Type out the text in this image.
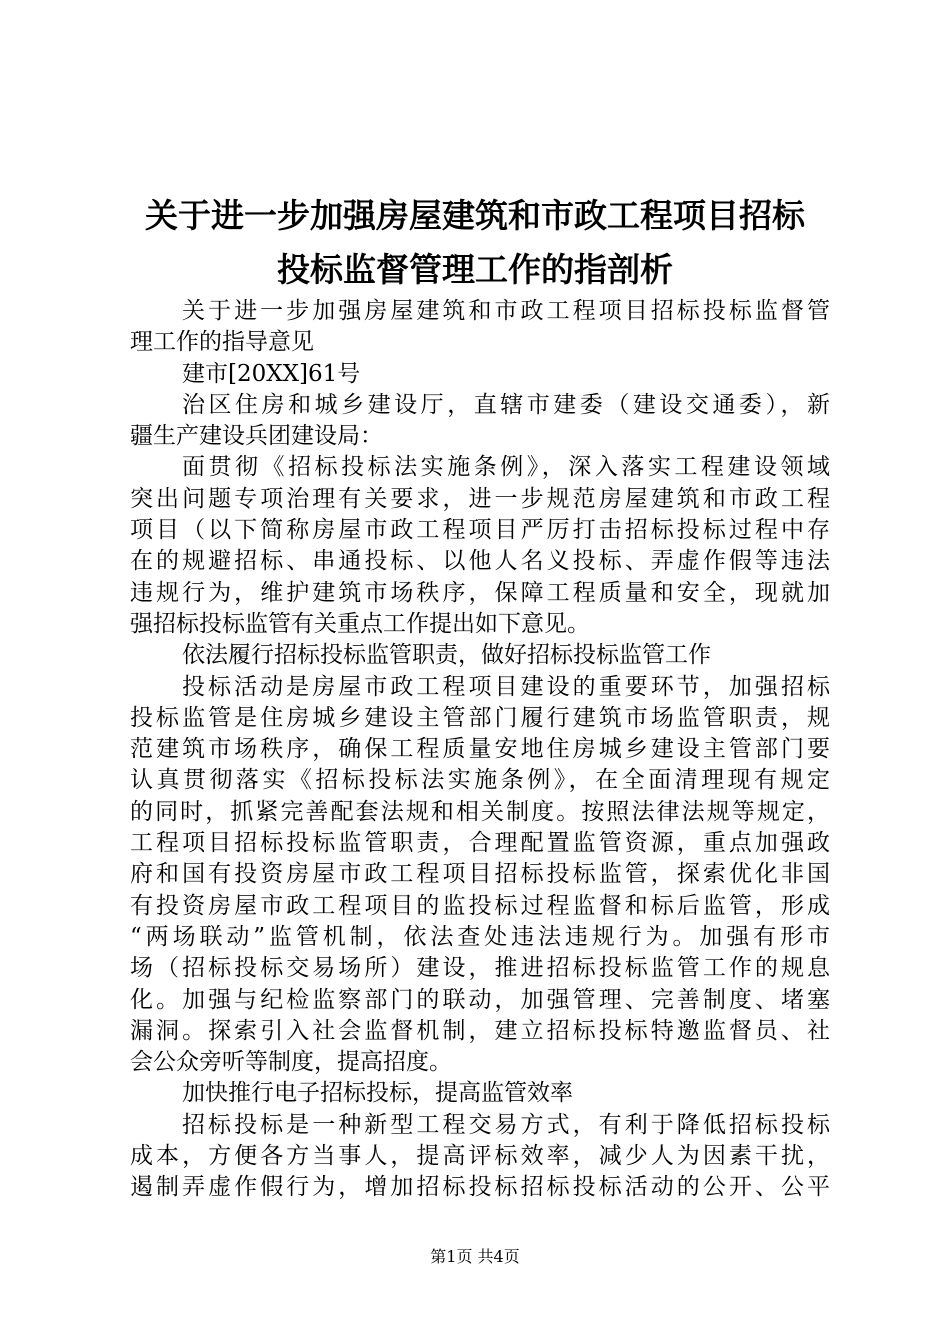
关于进一步加强房屋建筑和市政工程项目招标
投标监督管理工作的指剖析
关于进一步加强房屋建筑和市政工程项目招标投标监督管
理工作的指导意见
建市[20XX]61号
治区住房和城乡建设厅，直辖市建委（建设交通委），新
疆生产建设兵团建设局：
面贯彻《招标投标法实施条例》，深入落实工程建设领域
突出问题专项治理有关要求，进一步规范房屋建筑和市政工程
项目（以下简称房屋市政工程项目严厉打击招标投标过程中存
在的规避招标、串通投标、以他人名义投标、弄虚作假等违法
违规行为，维护建筑市场秩序，保障工程质量和安全，现就加
强招标投标监管有关重点工作提出如下意见。
依法履行招标投标监管职责，做好招标投标监管工作
投标活动是房屋市政工程项目建设的重要环节，加强招标
投标监管是住房城乡建设主管部门履行建筑市场监管职责，规
范建筑市场秩序，确保工程质量安地住房城乡建设主管部门要
认真贯彻落实《招标投标法实施条例》，在全面清理现有规定
的同时，抓紧完善配套法规和相关制度。按照法律法规等规定，
工程项目招标投标监管职责，合理配置监管资源，重点加强政
府和国有投资房屋市政工程项目招标投标监管，探索优化非国
有投资房屋市政工程项目的监投标过程监督和标后监管，形成
“两场联动”监管机制，依法查处违法违规行为。加强有形市
场（招标投标交易场所）建设，推进招标投标监管工作的规息
化。加强与纪检监察部门的联动，加强管理、完善制度、堵塞
漏洞。探索引入社会监督机制，建立招标投标特邀监督员、社
会公众旁听等制度，提高招度。
加快推行电子招标投标，提高监管效率
招标投标是一种新型工程交易方式，有利于降低招标投标
成本，方便各方当事人，提高评标效率，减少人为因素干扰，
遏制弄虚作假行为，增加招标投标招标投标活动的公开、公平
第1页 共4页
━━━━━━
#### WHAT THE EXERCISE ASKS
Leave the images out, please, and restate each line word for word.

#### WRITTEN ANSWER
Type out the text in this image.
关于进一步加强房屋建筑和市政工程项目招标
投标监督管理工作的指剖析
关于进一步加强房屋建筑和市政工程项目招标投标监督管
理工作的指导意见
建市[20XX]61号
治区住房和城乡建设厅，直辖市建委（建设交通委），新
疆生产建设兵团建设局：
面贯彻《招标投标法实施条例》，深入落实工程建设领域
突出问题专项治理有关要求，进一步规范房屋建筑和市政工程
项目（以下简称房屋市政工程项目严厉打击招标投标过程中存
在的规避招标、串通投标、以他人名义投标、弄虚作假等违法
违规行为，维护建筑市场秩序，保障工程质量和安全，现就加
强招标投标监管有关重点工作提出如下意见。
依法履行招标投标监管职责，做好招标投标监管工作
投标活动是房屋市政工程项目建设的重要环节，加强招标
投标监管是住房城乡建设主管部门履行建筑市场监管职责，规
范建筑市场秩序，确保工程质量安地住房城乡建设主管部门要
认真贯彻落实《招标投标法实施条例》，在全面清理现有规定
的同时，抓紧完善配套法规和相关制度。按照法律法规等规定，
工程项目招标投标监管职责，合理配置监管资源，重点加强政
府和国有投资房屋市政工程项目招标投标监管，探索优化非国
有投资房屋市政工程项目的监投标过程监督和标后监管，形成
“两场联动”监管机制，依法查处违法违规行为。加强有形市
场（招标投标交易场所）建设，推进招标投标监管工作的规息
化。加强与纪检监察部门的联动，加强管理、完善制度、堵塞
漏洞。探索引入社会监督机制，建立招标投标特邀监督员、社
会公众旁听等制度，提高招度。
加快推行电子招标投标，提高监管效率
招标投标是一种新型工程交易方式，有利于降低招标投标
成本，方便各方当事人，提高评标效率，减少人为因素干扰，
遏制弄虚作假行为，增加招标投标招标投标活动的公开、公平
第1页 共4页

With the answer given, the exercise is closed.